▶ **Provided entries**:
--------------------------------

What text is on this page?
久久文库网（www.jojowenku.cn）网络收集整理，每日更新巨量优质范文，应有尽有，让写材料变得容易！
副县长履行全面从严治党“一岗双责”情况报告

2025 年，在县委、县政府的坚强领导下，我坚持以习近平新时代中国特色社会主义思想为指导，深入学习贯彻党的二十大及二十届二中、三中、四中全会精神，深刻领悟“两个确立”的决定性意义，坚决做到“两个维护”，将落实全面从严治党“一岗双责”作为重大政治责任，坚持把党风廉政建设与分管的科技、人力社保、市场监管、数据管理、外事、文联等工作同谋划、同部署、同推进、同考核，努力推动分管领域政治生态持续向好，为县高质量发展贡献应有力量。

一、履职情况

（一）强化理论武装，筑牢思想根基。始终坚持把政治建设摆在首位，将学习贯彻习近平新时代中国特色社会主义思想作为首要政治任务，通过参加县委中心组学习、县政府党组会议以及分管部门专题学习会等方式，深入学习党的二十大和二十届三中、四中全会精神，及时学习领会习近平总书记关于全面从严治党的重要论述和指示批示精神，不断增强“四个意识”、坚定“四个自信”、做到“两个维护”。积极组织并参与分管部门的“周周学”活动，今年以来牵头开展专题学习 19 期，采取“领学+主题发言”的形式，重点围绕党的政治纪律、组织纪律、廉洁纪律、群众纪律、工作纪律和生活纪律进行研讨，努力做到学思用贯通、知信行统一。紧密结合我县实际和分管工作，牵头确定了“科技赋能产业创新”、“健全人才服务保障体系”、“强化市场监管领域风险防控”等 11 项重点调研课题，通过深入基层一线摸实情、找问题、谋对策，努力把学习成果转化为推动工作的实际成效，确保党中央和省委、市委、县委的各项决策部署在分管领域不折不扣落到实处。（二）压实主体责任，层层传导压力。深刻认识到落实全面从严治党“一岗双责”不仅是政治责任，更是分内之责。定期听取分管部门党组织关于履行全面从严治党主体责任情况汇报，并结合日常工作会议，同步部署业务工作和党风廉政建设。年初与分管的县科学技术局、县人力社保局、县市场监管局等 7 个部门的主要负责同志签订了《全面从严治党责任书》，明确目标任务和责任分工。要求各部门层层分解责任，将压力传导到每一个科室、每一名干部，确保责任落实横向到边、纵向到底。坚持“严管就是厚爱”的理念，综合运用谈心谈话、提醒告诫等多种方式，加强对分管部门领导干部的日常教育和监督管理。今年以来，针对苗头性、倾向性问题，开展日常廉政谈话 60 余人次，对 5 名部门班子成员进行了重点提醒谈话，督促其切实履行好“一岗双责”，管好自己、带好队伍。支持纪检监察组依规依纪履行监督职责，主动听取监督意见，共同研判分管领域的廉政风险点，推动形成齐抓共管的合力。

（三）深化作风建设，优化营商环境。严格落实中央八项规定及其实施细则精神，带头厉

--------------------------------

Copy each line of the listing that holds the word "两个维护".

2025 年，在县委、县政府的坚强领导下，我坚持以习近平新时代中国特色社会主义思想为指导，深入学习贯彻党的二十大及二十届二中、三中、四中全会精神，深刻领悟“两个确立”的决定性意义，坚决做到“两个维护”，将落实全面从严治党“一岗双责”作为重大政治责任，坚持把党风廉政建设与分管的科技、人力社保、市场监管、数据管理、外事、文联等工作同谋划、同部署、同推进、同考核，努力推动分管领域政治生态持续向好，为县高质量发展贡献应有力量。
（一）强化理论武装，筑牢思想根基。始终坚持把政治建设摆在首位，将学习贯彻习近平新时代中国特色社会主义思想作为首要政治任务，通过参加县委中心组学习、县政府党组会议以及分管部门专题学习会等方式，深入学习党的二十大和二十届三中、四中全会精神，及时学习领会习近平总书记关于全面从严治党的重要论述和指示批示精神，不断增强“四个意识”、坚定“四个自信”、做到“两个维护”。积极组织并参与分管部门的“周周学”活动，今年以来牵头开展专题学习 19 期，采取“领学+主题发言”的形式，重点围绕党的政治纪律、组织纪律、廉洁纪律、群众纪律、工作纪律和生活纪律进行研讨，努力做到学思用贯通、知信行统一。紧密结合我县实际和分管工作，牵头确定了“科技赋能产业创新”、“健全人才服务保障体系”、“强化市场监管领域风险防控”等 11 项重点调研课题，通过深入基层一线摸实情、找问题、谋对策，努力把学习成果转化为推动工作的实际成效，确保党中央和省委、市委、县委的各项决策部署在分管领域不折不扣落到实处。（二）压实主体责任，层层传导压力。深刻认识到落实全面从严治党“一岗双责”不仅是政治责任，更是分内之责。定期听取分管部门党组织关于履行全面从严治党主体责任情况汇报，并结合日常工作会议，同步部署业务工作和党风廉政建设。年初与分管的县科学技术局、县人力社保局、县市场监管局等 7 个部门的主要负责同志签订了《全面从严治党责任书》，明确目标任务和责任分工。要求各部门层层分解责任，将压力传导到每一个科室、每一名干部，确保责任落实横向到边、纵向到底。坚持“严管就是厚爱”的理念，综合运用谈心谈话、提醒告诫等多种方式，加强对分管部门领导干部的日常教育和监督管理。今年以来，针对苗头性、倾向性问题，开展日常廉政谈话 60 余人次，对 5 名部门班子成员进行了重点提醒谈话，督促其切实履行好“一岗双责”，管好自己、带好队伍。支持纪检监察组依规依纪履行监督职责，主动听取监督意见，共同研判分管领域的廉政风险点，推动形成齐抓共管的合力。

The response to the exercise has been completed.